■ DATA SHOWN:
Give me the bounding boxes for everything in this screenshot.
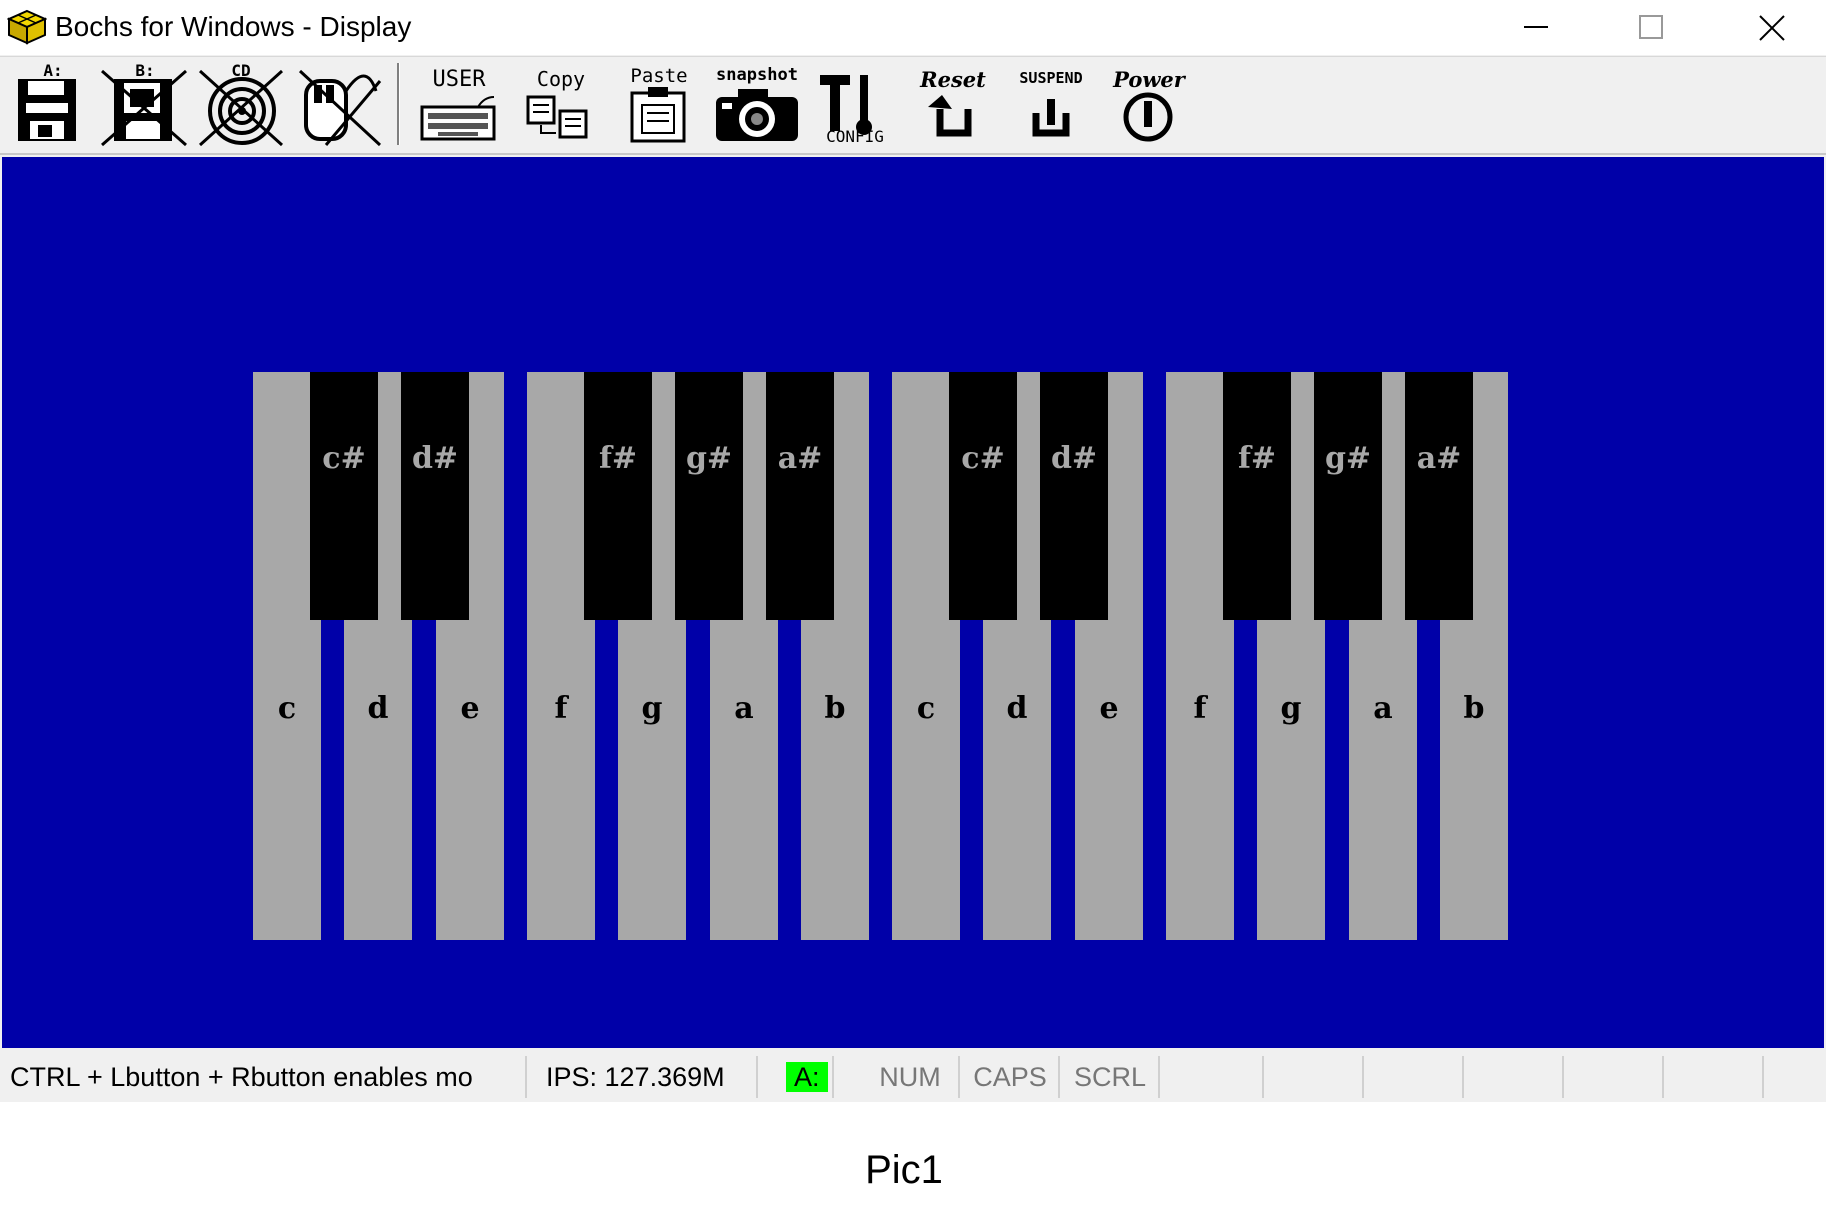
black-key-label: g# (685, 441, 733, 476)
title-bar[interactable]: Bochs for Windows - Display (0, 0, 1826, 55)
floppy-icon (18, 79, 76, 141)
close-button[interactable] (1716, 0, 1826, 55)
drive-a-indicator: A: (786, 1056, 834, 1098)
mouse-button[interactable] (296, 61, 386, 147)
black-key-f-sharp[interactable]: f# (1223, 372, 1291, 620)
figure-caption: Pic1 (865, 1148, 943, 1192)
black-key-f-sharp[interactable]: f# (584, 372, 652, 620)
status-bar: CTRL + Lbutton + Rbutton enables mo IPS:… (0, 1051, 1826, 1102)
white-key-label: a (734, 691, 754, 726)
toolbar: A: B: CD USER Copy Paste snapshot CONFIG… (0, 56, 1826, 155)
copy-icon (526, 95, 588, 139)
clipboard-icon (630, 87, 686, 143)
black-key-label: d# (1050, 441, 1098, 476)
user-button[interactable]: USER (414, 61, 504, 147)
status-slot (1664, 1056, 1764, 1098)
suspend-icon (1032, 99, 1070, 137)
white-key-label: b (824, 691, 846, 726)
caps-lock-indicator: CAPS (962, 1056, 1060, 1098)
power-button[interactable]: Power (1104, 61, 1194, 147)
black-key-d-sharp[interactable]: d# (401, 372, 469, 620)
black-key-label: f# (1237, 441, 1277, 476)
close-icon (1759, 15, 1785, 41)
black-key-label: c# (322, 441, 366, 476)
white-key-label: f (554, 691, 568, 726)
toolbar-separator (397, 63, 400, 145)
white-key-label: b (1463, 691, 1485, 726)
white-key-label: e (1099, 691, 1119, 726)
window-title: Bochs for Windows - Display (55, 11, 412, 42)
white-key-label: g (641, 691, 663, 726)
white-key-label: f (1193, 691, 1207, 726)
scroll-lock-indicator: SCRL (1062, 1056, 1160, 1098)
paste-button[interactable]: Paste (614, 61, 704, 147)
config-label: CONFIG (826, 127, 884, 146)
bochs-window: Bochs for Windows - Display A: B: CD USE… (0, 0, 1826, 1102)
suspend-button[interactable]: SUSPEND (1006, 61, 1096, 147)
status-message: CTRL + Lbutton + Rbutton enables mo (10, 1056, 527, 1098)
white-key-label: g (1280, 691, 1302, 726)
reset-icon (928, 95, 972, 137)
floppy-b-button[interactable]: B: (100, 61, 190, 147)
drive-a-label: A: (786, 1062, 828, 1092)
black-key-c-sharp[interactable]: c# (310, 372, 378, 620)
status-slot (1464, 1056, 1564, 1098)
black-key-label: a# (1416, 441, 1462, 476)
ips-indicator: IPS: 127.369M (546, 1056, 758, 1098)
cdrom-disabled-icon (198, 69, 284, 147)
black-key-a-sharp[interactable]: a# (766, 372, 834, 620)
copy-button[interactable]: Copy (516, 61, 606, 147)
white-key-label: c (916, 691, 936, 726)
black-key-a-sharp[interactable]: a# (1405, 372, 1473, 620)
minimize-button[interactable] (1481, 0, 1591, 55)
white-key-label: d (367, 691, 389, 726)
floppy-disabled-icon (101, 69, 187, 147)
white-key-label: d (1006, 691, 1028, 726)
status-slot (1164, 1056, 1264, 1098)
status-slot (1364, 1056, 1464, 1098)
keyboard-icon (420, 96, 496, 141)
snapshot-button[interactable]: snapshot (712, 61, 802, 147)
black-key-g-sharp[interactable]: g# (1314, 372, 1382, 620)
floppy-a-button[interactable]: A: (8, 61, 98, 147)
piano-keyboard: c d e f g a b c d e f g a b c# d# f# g# a# c# d# f# g# a# (2, 157, 1824, 1048)
camera-icon (716, 89, 798, 141)
black-key-label: a# (777, 441, 823, 476)
white-key-label: c (277, 691, 297, 726)
minimize-icon (1524, 26, 1548, 28)
bochs-cube-icon (7, 9, 47, 45)
maximize-icon (1639, 15, 1663, 39)
black-key-d-sharp[interactable]: d# (1040, 372, 1108, 620)
reset-button[interactable]: Reset (908, 61, 998, 147)
black-key-label: f# (598, 441, 638, 476)
white-key-label: a (1373, 691, 1393, 726)
black-key-label: c# (961, 441, 1005, 476)
maximize-button[interactable] (1596, 0, 1706, 55)
num-lock-indicator: NUM (862, 1056, 960, 1098)
white-key-label: e (460, 691, 480, 726)
status-slot (1564, 1056, 1664, 1098)
black-key-label: d# (411, 441, 459, 476)
black-key-label: g# (1324, 441, 1372, 476)
config-button[interactable]: CONFIG (810, 61, 900, 147)
power-icon (1123, 92, 1173, 142)
black-key-g-sharp[interactable]: g# (675, 372, 743, 620)
status-slot (1264, 1056, 1364, 1098)
mouse-disabled-icon (298, 69, 382, 147)
cdrom-button[interactable]: CD (196, 61, 286, 147)
emulator-display[interactable]: c d e f g a b c d e f g a b c# d# f# g# a# c# d# f# g# a# (2, 157, 1824, 1048)
black-key-c-sharp[interactable]: c# (949, 372, 1017, 620)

■ TASK DIRECTIONS:
Starting with the line with "black-key-label: g# (685, 441, 733, 476)" and going on through the line with "black-key-f-sharp[interactable]: f# (1223, 372, 1291, 620)", write out those lines of the material again, swapping "floppy-icon" for "diskette-icon" and leaving everything else as it is.

■ EXPECTED ANSWER:
black-key-label: g# (685, 441, 733, 476)
title-bar[interactable]: Bochs for Windows - Display (0, 0, 1826, 55)
diskette-icon (18, 79, 76, 141)
close-button[interactable] (1716, 0, 1826, 55)
drive-a-indicator: A: (786, 1056, 834, 1098)
mouse-button[interactable] (296, 61, 386, 147)
black-key-f-sharp[interactable]: f# (1223, 372, 1291, 620)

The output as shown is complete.